Aim: Gather the lines that hold the string "text".

Input material start

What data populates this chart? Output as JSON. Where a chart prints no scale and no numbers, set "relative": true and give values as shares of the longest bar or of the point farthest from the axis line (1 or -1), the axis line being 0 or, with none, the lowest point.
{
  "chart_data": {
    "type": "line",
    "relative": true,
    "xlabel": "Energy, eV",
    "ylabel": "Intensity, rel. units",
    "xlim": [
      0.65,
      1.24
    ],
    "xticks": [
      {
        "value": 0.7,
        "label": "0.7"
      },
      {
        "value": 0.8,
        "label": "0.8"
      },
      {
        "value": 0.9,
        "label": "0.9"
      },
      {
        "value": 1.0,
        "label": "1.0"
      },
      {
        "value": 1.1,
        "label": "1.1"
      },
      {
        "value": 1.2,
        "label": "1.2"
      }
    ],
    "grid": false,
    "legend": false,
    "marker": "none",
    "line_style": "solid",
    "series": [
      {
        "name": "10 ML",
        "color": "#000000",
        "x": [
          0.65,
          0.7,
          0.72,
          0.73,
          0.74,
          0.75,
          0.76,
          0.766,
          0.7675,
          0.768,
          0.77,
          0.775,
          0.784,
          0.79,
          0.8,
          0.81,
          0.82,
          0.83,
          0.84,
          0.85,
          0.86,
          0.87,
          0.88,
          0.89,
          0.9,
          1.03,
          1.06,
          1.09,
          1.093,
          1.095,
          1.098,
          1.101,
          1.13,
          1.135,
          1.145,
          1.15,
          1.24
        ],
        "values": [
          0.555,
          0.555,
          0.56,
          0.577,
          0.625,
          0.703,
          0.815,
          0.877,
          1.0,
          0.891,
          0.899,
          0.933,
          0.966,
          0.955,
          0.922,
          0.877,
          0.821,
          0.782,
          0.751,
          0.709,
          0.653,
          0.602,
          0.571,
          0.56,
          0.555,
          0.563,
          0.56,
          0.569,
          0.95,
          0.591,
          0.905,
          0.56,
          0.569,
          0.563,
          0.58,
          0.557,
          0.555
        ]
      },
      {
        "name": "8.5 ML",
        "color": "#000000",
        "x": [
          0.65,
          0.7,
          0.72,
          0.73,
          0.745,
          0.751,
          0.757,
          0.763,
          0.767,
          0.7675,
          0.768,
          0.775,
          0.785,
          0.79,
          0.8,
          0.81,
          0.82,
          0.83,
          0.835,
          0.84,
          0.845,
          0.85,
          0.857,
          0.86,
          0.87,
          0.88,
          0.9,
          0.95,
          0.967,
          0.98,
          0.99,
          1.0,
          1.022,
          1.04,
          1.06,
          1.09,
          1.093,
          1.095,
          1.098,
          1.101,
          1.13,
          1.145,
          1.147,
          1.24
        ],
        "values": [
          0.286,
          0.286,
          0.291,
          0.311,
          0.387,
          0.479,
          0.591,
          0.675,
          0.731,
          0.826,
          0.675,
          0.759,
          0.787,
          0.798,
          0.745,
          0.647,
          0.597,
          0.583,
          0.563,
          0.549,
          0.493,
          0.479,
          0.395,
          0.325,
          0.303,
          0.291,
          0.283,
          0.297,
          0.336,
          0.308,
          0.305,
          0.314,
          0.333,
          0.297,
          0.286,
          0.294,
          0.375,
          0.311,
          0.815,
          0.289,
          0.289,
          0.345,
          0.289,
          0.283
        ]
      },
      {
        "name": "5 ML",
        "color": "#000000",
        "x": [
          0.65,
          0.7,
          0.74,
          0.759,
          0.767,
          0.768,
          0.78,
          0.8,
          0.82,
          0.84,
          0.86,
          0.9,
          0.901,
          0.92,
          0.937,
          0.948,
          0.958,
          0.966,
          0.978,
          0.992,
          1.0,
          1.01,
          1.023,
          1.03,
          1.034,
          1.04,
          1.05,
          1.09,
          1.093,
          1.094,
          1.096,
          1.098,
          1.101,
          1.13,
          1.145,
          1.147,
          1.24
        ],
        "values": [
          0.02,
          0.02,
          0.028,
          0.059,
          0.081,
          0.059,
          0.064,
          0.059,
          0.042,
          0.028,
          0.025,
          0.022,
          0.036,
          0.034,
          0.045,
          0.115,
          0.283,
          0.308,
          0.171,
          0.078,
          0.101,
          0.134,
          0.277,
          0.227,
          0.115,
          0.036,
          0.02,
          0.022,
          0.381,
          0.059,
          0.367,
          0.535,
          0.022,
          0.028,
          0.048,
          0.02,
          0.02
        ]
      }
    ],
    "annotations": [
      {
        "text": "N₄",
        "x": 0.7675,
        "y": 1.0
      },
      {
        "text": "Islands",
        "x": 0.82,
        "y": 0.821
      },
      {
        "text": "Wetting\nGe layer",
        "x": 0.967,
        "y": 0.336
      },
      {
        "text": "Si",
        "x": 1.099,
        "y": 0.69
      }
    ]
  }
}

Input material end

The completed task:
        "text": "N₄",
        "text": "Islands",
        "text": "Wetting\nGe layer",
        "text": "Si",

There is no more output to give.